§ CHALLENGE: Return the lines where the word "selection" occurs.

§ Data extracted from a collection:
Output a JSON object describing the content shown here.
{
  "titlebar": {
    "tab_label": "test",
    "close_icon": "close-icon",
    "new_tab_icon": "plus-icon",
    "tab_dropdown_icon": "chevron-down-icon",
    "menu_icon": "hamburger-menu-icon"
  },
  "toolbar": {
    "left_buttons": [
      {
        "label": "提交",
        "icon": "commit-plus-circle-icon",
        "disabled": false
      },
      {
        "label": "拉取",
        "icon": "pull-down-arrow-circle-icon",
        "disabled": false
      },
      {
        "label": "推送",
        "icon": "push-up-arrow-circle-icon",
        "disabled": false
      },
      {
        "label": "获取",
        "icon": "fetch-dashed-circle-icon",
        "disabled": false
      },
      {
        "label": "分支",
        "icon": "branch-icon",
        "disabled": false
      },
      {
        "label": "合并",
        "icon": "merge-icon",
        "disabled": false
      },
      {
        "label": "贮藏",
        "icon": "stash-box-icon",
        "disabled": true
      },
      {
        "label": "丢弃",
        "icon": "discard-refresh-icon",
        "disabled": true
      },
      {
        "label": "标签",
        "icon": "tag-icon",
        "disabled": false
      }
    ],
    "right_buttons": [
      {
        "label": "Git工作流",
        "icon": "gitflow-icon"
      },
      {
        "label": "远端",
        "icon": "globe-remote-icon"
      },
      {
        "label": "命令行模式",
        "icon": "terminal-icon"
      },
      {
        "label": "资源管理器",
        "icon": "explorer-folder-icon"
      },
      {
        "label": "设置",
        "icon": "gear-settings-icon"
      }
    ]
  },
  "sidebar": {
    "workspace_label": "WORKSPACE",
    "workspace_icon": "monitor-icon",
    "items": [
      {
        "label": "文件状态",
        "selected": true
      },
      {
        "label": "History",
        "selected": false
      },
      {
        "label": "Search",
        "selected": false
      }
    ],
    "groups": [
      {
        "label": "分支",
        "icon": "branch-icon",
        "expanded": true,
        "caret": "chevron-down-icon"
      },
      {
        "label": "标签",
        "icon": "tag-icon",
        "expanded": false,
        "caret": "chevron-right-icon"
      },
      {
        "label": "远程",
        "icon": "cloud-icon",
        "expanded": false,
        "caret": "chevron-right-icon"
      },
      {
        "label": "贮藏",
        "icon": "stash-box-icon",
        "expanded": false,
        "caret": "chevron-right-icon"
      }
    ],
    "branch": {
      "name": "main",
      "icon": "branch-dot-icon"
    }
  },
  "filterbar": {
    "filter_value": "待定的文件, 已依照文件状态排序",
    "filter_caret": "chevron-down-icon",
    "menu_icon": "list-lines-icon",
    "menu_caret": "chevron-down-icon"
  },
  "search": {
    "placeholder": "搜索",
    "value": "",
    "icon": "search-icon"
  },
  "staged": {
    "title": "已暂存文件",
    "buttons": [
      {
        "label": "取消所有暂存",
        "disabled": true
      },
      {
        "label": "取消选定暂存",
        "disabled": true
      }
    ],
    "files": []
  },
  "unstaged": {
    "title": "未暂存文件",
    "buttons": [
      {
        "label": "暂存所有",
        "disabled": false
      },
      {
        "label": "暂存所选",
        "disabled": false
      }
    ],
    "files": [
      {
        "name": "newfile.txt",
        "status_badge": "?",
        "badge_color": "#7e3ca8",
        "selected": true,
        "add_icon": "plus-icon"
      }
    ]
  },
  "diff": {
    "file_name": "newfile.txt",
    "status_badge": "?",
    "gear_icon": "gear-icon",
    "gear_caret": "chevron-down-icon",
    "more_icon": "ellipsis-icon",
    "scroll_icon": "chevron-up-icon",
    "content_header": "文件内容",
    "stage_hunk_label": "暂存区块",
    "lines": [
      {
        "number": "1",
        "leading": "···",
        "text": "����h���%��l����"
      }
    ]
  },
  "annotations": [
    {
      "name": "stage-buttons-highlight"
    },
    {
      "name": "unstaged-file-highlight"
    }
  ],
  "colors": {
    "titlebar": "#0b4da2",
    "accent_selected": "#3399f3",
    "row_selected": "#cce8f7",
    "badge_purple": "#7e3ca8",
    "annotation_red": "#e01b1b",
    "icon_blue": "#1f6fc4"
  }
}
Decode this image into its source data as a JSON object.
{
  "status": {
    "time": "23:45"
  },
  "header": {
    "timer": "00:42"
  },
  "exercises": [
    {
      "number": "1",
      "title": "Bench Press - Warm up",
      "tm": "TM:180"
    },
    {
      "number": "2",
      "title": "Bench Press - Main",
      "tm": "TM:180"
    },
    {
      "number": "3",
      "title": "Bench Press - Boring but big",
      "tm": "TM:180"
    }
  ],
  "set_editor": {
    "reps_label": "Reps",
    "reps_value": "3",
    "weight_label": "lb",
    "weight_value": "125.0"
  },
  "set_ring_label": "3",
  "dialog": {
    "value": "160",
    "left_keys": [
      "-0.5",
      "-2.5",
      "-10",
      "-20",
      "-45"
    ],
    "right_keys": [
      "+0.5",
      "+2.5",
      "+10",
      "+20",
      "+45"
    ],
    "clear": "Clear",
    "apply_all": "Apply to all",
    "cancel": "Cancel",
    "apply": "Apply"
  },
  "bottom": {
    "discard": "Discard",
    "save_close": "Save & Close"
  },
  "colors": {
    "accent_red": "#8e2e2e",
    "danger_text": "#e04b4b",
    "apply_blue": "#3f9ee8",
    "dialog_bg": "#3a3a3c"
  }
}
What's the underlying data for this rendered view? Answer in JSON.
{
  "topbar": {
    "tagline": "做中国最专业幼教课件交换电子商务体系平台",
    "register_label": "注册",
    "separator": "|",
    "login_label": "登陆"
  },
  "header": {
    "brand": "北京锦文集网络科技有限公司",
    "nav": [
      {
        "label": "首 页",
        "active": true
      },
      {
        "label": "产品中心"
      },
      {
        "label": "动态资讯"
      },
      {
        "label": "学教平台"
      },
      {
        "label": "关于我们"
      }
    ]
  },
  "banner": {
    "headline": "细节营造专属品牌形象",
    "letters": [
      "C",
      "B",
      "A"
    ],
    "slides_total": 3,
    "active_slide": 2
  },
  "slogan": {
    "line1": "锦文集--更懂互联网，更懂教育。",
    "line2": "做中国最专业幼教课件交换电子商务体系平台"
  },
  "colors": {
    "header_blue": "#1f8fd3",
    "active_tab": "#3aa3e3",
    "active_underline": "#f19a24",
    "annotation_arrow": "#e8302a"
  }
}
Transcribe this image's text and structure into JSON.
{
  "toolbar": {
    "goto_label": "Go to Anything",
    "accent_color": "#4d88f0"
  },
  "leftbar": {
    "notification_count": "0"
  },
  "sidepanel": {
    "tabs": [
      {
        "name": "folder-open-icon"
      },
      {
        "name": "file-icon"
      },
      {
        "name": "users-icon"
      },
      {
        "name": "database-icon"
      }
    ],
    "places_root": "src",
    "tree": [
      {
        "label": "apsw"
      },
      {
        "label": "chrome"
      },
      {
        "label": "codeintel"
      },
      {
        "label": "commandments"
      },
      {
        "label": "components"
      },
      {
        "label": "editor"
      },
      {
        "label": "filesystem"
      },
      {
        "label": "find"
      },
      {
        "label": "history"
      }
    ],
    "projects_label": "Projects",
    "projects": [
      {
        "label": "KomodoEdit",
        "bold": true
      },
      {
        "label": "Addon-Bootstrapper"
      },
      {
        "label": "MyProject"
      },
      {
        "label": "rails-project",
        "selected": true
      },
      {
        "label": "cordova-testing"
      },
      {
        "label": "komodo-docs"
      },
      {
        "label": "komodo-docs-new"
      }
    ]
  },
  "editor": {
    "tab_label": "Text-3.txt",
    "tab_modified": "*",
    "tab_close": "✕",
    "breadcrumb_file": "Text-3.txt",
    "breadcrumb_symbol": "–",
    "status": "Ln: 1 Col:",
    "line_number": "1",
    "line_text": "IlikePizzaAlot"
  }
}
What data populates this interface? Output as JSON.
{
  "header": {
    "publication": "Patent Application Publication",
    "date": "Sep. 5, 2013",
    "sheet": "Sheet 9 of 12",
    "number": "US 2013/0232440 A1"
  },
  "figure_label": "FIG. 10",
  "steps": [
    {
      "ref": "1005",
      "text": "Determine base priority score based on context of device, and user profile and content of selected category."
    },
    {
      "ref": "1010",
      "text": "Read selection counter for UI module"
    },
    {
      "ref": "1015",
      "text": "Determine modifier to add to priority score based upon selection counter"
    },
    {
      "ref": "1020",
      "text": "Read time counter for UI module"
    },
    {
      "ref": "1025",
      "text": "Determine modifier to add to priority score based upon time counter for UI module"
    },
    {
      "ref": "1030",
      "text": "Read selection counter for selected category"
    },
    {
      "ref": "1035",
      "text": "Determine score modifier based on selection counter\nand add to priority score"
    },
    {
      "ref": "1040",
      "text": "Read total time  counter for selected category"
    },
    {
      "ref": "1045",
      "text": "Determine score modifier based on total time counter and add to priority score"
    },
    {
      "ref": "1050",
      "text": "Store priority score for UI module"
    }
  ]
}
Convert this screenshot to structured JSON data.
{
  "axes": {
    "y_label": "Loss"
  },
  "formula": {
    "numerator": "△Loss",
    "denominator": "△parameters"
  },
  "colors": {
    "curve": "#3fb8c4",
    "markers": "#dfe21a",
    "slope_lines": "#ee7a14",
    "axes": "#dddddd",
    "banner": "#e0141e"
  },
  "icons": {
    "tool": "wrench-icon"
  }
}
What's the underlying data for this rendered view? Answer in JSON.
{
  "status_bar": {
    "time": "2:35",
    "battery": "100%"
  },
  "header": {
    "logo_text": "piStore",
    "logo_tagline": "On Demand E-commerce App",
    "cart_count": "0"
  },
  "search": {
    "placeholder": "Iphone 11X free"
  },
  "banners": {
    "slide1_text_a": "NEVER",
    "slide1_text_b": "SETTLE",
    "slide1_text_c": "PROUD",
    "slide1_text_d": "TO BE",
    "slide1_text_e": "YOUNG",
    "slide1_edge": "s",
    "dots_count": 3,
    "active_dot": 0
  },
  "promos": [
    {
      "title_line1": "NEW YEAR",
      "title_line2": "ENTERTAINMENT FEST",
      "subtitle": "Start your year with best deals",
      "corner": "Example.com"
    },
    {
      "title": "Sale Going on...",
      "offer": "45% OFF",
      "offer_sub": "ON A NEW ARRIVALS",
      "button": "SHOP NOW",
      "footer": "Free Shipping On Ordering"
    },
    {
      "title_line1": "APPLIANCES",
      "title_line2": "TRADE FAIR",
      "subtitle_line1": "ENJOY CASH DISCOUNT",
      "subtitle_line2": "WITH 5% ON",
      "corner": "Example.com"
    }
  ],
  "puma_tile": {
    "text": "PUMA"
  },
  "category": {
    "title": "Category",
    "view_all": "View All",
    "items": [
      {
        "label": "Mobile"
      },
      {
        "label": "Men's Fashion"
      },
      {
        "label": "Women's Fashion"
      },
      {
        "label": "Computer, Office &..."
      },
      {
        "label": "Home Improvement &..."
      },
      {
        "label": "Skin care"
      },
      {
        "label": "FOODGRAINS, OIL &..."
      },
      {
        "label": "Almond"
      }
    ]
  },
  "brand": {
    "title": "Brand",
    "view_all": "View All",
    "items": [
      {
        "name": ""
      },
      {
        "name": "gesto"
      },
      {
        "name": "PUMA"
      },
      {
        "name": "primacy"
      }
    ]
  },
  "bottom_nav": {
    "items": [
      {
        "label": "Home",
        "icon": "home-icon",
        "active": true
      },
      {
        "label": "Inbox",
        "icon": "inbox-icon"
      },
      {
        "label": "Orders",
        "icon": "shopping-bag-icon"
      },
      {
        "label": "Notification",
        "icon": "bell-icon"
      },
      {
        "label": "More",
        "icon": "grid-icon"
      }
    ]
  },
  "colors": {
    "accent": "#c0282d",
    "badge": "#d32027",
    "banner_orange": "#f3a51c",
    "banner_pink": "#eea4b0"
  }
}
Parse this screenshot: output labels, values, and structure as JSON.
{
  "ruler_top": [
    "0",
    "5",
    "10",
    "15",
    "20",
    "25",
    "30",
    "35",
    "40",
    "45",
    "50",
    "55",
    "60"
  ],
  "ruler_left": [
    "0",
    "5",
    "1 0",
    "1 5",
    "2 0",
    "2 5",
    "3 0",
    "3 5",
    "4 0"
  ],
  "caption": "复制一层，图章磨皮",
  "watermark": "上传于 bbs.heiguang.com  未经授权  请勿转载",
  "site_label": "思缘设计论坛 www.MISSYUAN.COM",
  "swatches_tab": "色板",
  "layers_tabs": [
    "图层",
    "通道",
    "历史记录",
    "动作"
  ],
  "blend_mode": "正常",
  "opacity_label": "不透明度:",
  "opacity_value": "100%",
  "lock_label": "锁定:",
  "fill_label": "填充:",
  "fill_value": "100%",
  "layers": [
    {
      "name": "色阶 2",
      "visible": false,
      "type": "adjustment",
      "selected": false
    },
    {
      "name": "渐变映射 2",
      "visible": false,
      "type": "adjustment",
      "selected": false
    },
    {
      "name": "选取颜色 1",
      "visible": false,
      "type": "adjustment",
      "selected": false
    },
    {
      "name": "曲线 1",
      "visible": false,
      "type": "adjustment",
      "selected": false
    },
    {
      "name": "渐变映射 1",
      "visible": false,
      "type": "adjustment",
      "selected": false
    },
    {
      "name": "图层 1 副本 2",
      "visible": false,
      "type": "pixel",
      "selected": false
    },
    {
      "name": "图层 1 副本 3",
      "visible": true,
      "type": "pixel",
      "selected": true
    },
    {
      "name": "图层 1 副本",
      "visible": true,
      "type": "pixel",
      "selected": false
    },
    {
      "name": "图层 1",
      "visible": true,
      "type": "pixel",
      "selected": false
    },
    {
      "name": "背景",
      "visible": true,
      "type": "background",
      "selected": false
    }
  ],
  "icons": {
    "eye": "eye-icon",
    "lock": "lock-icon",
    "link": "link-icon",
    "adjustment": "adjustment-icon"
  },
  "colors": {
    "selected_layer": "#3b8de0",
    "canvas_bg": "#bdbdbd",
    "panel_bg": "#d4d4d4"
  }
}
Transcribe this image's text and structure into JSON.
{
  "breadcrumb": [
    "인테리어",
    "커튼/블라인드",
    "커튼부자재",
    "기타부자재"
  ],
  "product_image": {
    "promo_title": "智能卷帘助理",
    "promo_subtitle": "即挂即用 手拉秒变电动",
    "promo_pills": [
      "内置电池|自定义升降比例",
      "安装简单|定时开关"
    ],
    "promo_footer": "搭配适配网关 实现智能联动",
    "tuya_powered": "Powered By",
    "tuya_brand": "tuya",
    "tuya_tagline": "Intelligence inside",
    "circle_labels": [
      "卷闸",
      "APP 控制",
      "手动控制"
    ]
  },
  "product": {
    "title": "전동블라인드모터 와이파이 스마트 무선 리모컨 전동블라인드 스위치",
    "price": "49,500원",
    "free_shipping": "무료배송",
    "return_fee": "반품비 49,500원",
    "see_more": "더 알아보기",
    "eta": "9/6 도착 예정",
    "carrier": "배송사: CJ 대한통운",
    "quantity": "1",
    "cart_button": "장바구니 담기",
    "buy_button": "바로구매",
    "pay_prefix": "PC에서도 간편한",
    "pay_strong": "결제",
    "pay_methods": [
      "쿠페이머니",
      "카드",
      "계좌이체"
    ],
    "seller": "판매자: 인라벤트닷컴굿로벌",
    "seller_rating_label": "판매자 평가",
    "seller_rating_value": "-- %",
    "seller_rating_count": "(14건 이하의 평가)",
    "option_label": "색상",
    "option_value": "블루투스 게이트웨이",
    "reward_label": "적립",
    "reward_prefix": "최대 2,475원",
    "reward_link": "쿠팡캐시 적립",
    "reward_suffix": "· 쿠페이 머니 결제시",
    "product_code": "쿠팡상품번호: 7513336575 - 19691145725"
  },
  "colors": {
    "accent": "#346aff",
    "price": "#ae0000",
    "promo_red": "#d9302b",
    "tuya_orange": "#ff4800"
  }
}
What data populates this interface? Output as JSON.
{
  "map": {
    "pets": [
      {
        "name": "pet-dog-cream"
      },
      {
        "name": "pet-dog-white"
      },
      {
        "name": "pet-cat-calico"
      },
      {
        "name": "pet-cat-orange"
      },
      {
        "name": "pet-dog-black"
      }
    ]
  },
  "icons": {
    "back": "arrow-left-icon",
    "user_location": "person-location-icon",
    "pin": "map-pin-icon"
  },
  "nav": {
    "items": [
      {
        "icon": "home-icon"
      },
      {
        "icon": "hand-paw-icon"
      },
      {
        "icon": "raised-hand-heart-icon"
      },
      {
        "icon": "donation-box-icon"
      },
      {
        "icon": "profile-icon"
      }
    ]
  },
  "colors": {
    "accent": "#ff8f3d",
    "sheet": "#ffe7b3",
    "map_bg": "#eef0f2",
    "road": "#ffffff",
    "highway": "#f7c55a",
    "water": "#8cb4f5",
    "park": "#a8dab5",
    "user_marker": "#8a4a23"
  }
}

§ EXERCISE ANSWER:
      "text": "Read selection counter for UI module"
      "text": "Determine modifier to add to priority score based upon selection counter"
      "text": "Read selection counter for selected category"
      "text": "Determine score modifier based on selection counter\nand add to priority score"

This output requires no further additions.